# What the task asks
Reproduce each record exactly.
=== Given data ===
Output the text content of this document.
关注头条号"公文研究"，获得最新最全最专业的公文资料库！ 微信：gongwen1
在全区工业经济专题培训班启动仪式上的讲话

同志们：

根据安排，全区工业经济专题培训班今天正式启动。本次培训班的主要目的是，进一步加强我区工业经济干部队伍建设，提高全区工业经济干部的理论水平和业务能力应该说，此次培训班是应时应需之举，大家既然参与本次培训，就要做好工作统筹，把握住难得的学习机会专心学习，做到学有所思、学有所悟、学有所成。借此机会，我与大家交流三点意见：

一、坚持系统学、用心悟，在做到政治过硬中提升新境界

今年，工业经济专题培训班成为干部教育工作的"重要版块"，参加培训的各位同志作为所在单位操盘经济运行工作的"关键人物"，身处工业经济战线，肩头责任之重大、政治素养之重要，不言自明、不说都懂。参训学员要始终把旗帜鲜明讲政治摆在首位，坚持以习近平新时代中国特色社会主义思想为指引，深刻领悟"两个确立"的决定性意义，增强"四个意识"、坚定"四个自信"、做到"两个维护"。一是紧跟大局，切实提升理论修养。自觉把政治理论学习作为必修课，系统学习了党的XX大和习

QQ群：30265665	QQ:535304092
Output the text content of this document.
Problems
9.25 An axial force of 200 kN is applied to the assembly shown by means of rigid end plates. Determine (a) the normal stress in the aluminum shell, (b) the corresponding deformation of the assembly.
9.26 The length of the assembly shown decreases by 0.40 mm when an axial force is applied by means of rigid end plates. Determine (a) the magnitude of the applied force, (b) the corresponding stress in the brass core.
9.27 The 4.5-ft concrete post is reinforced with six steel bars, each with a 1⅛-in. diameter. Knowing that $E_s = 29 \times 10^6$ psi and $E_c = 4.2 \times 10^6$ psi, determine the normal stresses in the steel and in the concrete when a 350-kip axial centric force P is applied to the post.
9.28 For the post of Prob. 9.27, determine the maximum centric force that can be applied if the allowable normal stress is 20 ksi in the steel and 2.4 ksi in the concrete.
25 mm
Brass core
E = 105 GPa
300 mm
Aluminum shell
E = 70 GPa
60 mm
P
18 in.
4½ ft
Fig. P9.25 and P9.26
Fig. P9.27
===
# Solution to this problem
Output the text content of this document.
关注头条号"公文研究"，获得最新最全最专业的公文资料库！ 微信：gongwen1
在全区工业经济专题培训班启动仪式上的讲话

同志们：

根据安排，全区工业经济专题培训班今天正式启动。本次培训班的主要目的是，进一步加强我区工业经济干部队伍建设，提高全区工业经济干部的理论水平和业务能力应该说，此次培训班是应时应需之举，大家既然参与本次培训，就要做好工作统筹，把握住难得的学习机会专心学习，做到学有所思、学有所悟、学有所成。借此机会，我与大家交流三点意见：

一、坚持系统学、用心悟，在做到政治过硬中提升新境界

今年，工业经济专题培训班成为干部教育工作的"重要版块"，参加培训的各位同志作为所在单位操盘经济运行工作的"关键人物"，身处工业经济战线，肩头责任之重大、政治素养之重要，不言自明、不说都懂。参训学员要始终把旗帜鲜明讲政治摆在首位，坚持以习近平新时代中国特色社会主义思想为指引，深刻领悟"两个确立"的决定性意义，增强"四个意识"、坚定"四个自信"、做到"两个维护"。一是紧跟大局，切实提升理论修养。自觉把政治理论学习作为必修课，系统学习了党的XX大和习

QQ群：30265665	QQ:535304092
Output the text content of this document.
Problems
9.25 An axial force of 200 kN is applied to the assembly shown by means of rigid end plates. Determine (a) the normal stress in the aluminum shell, (b) the corresponding deformation of the assembly.
9.26 The length of the assembly shown decreases by 0.40 mm when an axial force is applied by means of rigid end plates. Determine (a) the magnitude of the applied force, (b) the corresponding stress in the brass core.
9.27 The 4.5-ft concrete post is reinforced with six steel bars, each with a 1⅛-in. diameter. Knowing that $E_s = 29 \times 10^6$ psi and $E_c = 4.2 \times 10^6$ psi, determine the normal stresses in the steel and in the concrete when a 350-kip axial centric force P is applied to the post.
9.28 For the post of Prob. 9.27, determine the maximum centric force that can be applied if the allowable normal stress is 20 ksi in the steel and 2.4 ksi in the concrete.
25 mm
Brass core
E = 105 GPa
300 mm
Aluminum shell
E = 70 GPa
60 mm
P
18 in.
4½ ft
Fig. P9.25 and P9.26
Fig. P9.27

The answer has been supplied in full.